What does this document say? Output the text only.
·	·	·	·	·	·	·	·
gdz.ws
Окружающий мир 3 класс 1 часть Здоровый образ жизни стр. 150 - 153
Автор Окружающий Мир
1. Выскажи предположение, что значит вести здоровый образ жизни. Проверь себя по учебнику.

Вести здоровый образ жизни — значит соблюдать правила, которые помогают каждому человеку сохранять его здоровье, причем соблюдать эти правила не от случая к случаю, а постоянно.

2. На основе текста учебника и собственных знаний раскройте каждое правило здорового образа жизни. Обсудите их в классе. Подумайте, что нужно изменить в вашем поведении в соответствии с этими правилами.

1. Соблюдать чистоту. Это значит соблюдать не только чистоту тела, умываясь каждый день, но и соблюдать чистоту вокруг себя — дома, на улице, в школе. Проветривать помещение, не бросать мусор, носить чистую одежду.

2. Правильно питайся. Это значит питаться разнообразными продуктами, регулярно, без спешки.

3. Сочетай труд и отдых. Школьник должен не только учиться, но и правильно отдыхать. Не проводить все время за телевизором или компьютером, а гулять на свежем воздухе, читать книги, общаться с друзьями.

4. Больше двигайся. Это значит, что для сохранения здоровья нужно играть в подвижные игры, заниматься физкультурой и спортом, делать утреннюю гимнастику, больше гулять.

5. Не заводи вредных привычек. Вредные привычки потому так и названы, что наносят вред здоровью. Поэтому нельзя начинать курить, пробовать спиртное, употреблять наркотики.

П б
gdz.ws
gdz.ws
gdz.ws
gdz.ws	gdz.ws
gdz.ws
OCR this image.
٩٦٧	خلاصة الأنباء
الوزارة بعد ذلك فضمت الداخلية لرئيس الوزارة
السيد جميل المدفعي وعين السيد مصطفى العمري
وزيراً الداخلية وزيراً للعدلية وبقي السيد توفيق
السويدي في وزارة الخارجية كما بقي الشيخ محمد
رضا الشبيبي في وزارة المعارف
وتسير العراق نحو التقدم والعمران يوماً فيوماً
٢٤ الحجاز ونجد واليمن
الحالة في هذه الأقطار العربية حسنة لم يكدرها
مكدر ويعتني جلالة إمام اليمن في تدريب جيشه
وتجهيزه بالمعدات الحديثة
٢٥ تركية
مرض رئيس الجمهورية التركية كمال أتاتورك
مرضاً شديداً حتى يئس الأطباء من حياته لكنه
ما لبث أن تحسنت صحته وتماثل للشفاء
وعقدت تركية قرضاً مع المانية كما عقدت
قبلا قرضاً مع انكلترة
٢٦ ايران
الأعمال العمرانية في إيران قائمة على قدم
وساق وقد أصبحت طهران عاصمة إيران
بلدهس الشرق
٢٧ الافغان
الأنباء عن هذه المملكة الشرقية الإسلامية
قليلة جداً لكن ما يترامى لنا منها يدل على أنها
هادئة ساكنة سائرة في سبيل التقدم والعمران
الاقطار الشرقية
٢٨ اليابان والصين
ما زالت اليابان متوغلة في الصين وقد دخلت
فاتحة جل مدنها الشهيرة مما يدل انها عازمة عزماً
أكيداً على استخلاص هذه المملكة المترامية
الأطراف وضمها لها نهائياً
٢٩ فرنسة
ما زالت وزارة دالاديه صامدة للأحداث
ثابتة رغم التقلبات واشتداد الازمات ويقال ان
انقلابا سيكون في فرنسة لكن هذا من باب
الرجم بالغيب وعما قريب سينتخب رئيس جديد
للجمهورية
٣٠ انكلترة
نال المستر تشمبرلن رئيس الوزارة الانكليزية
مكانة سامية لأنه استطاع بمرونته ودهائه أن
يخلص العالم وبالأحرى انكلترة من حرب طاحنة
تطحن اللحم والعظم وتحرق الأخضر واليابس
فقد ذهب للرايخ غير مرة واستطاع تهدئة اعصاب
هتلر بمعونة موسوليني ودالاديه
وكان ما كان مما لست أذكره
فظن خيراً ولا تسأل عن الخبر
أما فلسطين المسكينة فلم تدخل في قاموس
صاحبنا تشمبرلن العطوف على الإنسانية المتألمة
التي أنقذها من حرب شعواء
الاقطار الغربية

• Problem
Restate the whole of the material exactly.

• Worked solution
What does this document say? Output the text only.
·	·	·	·	·	·	·	·
gdz.ws
Окружающий мир 3 класс 1 часть Здоровый образ жизни стр. 150 - 153
Автор Окружающий Мир
1. Выскажи предположение, что значит вести здоровый образ жизни. Проверь себя по учебнику.

Вести здоровый образ жизни — значит соблюдать правила, которые помогают каждому человеку сохранять его здоровье, причем соблюдать эти правила не от случая к случаю, а постоянно.

2. На основе текста учебника и собственных знаний раскройте каждое правило здорового образа жизни. Обсудите их в классе. Подумайте, что нужно изменить в вашем поведении в соответствии с этими правилами.

1. Соблюдать чистоту. Это значит соблюдать не только чистоту тела, умываясь каждый день, но и соблюдать чистоту вокруг себя — дома, на улице, в школе. Проветривать помещение, не бросать мусор, носить чистую одежду.

2. Правильно питайся. Это значит питаться разнообразными продуктами, регулярно, без спешки.

3. Сочетай труд и отдых. Школьник должен не только учиться, но и правильно отдыхать. Не проводить все время за телевизором или компьютером, а гулять на свежем воздухе, читать книги, общаться с друзьями.

4. Больше двигайся. Это значит, что для сохранения здоровья нужно играть в подвижные игры, заниматься физкультурой и спортом, делать утреннюю гимнастику, больше гулять.

5. Не заводи вредных привычек. Вредные привычки потому так и названы, что наносят вред здоровью. Поэтому нельзя начинать курить, пробовать спиртное, употреблять наркотики.

П б
gdz.ws
gdz.ws
gdz.ws
gdz.ws	gdz.ws
gdz.ws
OCR this image.
٩٦٧	خلاصة الأنباء
الوزارة بعد ذلك فضمت الداخلية لرئيس الوزارة
السيد جميل المدفعي وعين السيد مصطفى العمري
وزيراً الداخلية وزيراً للعدلية وبقي السيد توفيق
السويدي في وزارة الخارجية كما بقي الشيخ محمد
رضا الشبيبي في وزارة المعارف
وتسير العراق نحو التقدم والعمران يوماً فيوماً
٢٤ الحجاز ونجد واليمن
الحالة في هذه الأقطار العربية حسنة لم يكدرها
مكدر ويعتني جلالة إمام اليمن في تدريب جيشه
وتجهيزه بالمعدات الحديثة
٢٥ تركية
مرض رئيس الجمهورية التركية كمال أتاتورك
مرضاً شديداً حتى يئس الأطباء من حياته لكنه
ما لبث أن تحسنت صحته وتماثل للشفاء
وعقدت تركية قرضاً مع المانية كما عقدت
قبلا قرضاً مع انكلترة
٢٦ ايران
الأعمال العمرانية في إيران قائمة على قدم
وساق وقد أصبحت طهران عاصمة إيران
بلدهس الشرق
٢٧ الافغان
الأنباء عن هذه المملكة الشرقية الإسلامية
قليلة جداً لكن ما يترامى لنا منها يدل على أنها
هادئة ساكنة سائرة في سبيل التقدم والعمران
الاقطار الشرقية
٢٨ اليابان والصين
ما زالت اليابان متوغلة في الصين وقد دخلت
فاتحة جل مدنها الشهيرة مما يدل انها عازمة عزماً
أكيداً على استخلاص هذه المملكة المترامية
الأطراف وضمها لها نهائياً
٢٩ فرنسة
ما زالت وزارة دالاديه صامدة للأحداث
ثابتة رغم التقلبات واشتداد الازمات ويقال ان
انقلابا سيكون في فرنسة لكن هذا من باب
الرجم بالغيب وعما قريب سينتخب رئيس جديد
للجمهورية
٣٠ انكلترة
نال المستر تشمبرلن رئيس الوزارة الانكليزية
مكانة سامية لأنه استطاع بمرونته ودهائه أن
يخلص العالم وبالأحرى انكلترة من حرب طاحنة
تطحن اللحم والعظم وتحرق الأخضر واليابس
فقد ذهب للرايخ غير مرة واستطاع تهدئة اعصاب
هتلر بمعونة موسوليني ودالاديه
وكان ما كان مما لست أذكره
فظن خيراً ولا تسأل عن الخبر
أما فلسطين المسكينة فلم تدخل في قاموس
صاحبنا تشمبرلن العطوف على الإنسانية المتألمة
التي أنقذها من حرب شعواء
الاقطار الغربية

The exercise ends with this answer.